### GOAL
Please copy the material from its first line through the line containing "step-input-button[interactable]: INPUT bbox=[144, 726, 368, 798]", including both of those lines, and reproduce nothing beyond them.

### DATA LINES
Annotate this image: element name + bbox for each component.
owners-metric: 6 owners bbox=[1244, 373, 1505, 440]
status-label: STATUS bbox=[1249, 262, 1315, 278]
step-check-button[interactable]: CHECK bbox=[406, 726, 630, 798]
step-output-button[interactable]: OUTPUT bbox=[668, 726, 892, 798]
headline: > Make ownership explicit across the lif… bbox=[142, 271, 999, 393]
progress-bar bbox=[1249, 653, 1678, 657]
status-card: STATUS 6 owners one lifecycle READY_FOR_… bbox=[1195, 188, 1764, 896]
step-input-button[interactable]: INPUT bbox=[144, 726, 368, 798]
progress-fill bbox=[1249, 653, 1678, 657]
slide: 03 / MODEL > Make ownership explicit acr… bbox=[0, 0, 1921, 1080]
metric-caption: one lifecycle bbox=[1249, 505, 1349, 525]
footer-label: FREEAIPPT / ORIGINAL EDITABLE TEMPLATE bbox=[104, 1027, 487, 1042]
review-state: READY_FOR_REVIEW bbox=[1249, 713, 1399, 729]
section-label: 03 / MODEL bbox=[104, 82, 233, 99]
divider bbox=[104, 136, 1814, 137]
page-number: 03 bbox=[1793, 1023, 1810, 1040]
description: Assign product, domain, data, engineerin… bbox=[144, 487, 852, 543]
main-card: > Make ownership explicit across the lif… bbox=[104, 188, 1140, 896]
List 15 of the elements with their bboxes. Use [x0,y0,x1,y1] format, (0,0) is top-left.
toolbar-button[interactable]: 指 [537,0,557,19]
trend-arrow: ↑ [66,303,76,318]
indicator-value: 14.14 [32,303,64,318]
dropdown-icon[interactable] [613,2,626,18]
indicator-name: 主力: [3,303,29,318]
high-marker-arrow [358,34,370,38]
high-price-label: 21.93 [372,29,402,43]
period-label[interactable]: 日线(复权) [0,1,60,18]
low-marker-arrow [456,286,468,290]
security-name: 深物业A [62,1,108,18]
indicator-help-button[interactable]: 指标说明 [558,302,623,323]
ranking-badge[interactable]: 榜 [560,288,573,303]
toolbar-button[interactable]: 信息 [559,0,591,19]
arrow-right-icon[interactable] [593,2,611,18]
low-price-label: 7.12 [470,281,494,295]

### EXERCISE SOLUTION
Annotate this image: element name + bbox for each component.
owners-metric: 6 owners bbox=[1244, 373, 1505, 440]
status-label: STATUS bbox=[1249, 262, 1315, 278]
step-check-button[interactable]: CHECK bbox=[406, 726, 630, 798]
step-output-button[interactable]: OUTPUT bbox=[668, 726, 892, 798]
headline: > Make ownership explicit across the lif… bbox=[142, 271, 999, 393]
progress-bar bbox=[1249, 653, 1678, 657]
status-card: STATUS 6 owners one lifecycle READY_FOR_… bbox=[1195, 188, 1764, 896]
step-input-button[interactable]: INPUT bbox=[144, 726, 368, 798]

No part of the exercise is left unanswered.